- _Exercise_:
Print the records from the very first line through the line containing "- clock-time: 21:53: [70, 6, 116, 26]", both included, reproducing each line verbatim.

======

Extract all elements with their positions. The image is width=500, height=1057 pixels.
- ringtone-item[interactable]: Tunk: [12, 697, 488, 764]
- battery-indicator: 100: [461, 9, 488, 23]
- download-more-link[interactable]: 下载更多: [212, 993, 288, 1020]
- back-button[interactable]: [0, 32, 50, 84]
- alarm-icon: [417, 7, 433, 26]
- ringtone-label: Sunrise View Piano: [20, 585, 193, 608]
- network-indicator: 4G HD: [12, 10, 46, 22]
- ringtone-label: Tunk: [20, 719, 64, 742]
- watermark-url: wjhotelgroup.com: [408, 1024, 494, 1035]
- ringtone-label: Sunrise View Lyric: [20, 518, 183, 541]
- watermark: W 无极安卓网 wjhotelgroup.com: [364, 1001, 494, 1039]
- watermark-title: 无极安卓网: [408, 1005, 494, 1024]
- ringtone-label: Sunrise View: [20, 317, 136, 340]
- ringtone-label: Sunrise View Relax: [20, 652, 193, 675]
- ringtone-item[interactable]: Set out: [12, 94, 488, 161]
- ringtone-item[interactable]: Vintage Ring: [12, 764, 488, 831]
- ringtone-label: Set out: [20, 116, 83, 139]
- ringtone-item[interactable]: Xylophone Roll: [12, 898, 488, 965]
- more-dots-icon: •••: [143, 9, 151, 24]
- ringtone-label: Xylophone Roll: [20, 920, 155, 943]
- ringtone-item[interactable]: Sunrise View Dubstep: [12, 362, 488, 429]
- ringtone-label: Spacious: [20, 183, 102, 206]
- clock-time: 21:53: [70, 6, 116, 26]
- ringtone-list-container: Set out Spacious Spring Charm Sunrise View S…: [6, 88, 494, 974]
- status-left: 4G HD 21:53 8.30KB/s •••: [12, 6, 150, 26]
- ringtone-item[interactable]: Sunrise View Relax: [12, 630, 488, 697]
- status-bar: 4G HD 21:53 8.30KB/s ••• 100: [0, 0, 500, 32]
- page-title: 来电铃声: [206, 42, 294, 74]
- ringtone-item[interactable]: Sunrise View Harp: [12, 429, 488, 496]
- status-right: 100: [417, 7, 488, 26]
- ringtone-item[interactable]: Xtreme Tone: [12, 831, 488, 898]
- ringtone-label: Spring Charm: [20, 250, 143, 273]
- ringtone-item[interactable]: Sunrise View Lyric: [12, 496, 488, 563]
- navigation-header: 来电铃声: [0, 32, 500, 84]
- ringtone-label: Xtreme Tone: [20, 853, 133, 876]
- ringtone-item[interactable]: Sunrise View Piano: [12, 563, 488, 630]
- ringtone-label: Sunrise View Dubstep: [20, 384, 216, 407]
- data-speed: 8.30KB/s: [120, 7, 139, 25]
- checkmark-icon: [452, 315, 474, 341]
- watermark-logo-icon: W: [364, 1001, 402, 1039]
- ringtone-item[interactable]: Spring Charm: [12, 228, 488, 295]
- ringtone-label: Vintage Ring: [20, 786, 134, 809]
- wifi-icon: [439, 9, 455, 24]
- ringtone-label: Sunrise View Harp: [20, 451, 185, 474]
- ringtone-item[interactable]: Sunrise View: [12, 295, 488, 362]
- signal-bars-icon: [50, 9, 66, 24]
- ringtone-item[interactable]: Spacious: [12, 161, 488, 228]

======

- _Answer to this task_:
Extract all elements with their positions. The image is width=500, height=1057 pixels.
- ringtone-item[interactable]: Tunk: [12, 697, 488, 764]
- battery-indicator: 100: [461, 9, 488, 23]
- download-more-link[interactable]: 下载更多: [212, 993, 288, 1020]
- back-button[interactable]: [0, 32, 50, 84]
- alarm-icon: [417, 7, 433, 26]
- ringtone-label: Sunrise View Piano: [20, 585, 193, 608]
- network-indicator: 4G HD: [12, 10, 46, 22]
- ringtone-label: Tunk: [20, 719, 64, 742]
- watermark-url: wjhotelgroup.com: [408, 1024, 494, 1035]
- ringtone-label: Sunrise View Lyric: [20, 518, 183, 541]
- watermark: W 无极安卓网 wjhotelgroup.com: [364, 1001, 494, 1039]
- watermark-title: 无极安卓网: [408, 1005, 494, 1024]
- ringtone-label: Sunrise View: [20, 317, 136, 340]
- ringtone-label: Sunrise View Relax: [20, 652, 193, 675]
- ringtone-item[interactable]: Set out: [12, 94, 488, 161]
- ringtone-item[interactable]: Vintage Ring: [12, 764, 488, 831]
- ringtone-label: Set out: [20, 116, 83, 139]
- ringtone-item[interactable]: Xylophone Roll: [12, 898, 488, 965]
- more-dots-icon: •••: [143, 9, 151, 24]
- ringtone-label: Xylophone Roll: [20, 920, 155, 943]
- ringtone-item[interactable]: Sunrise View Dubstep: [12, 362, 488, 429]
- ringtone-label: Spacious: [20, 183, 102, 206]
- clock-time: 21:53: [70, 6, 116, 26]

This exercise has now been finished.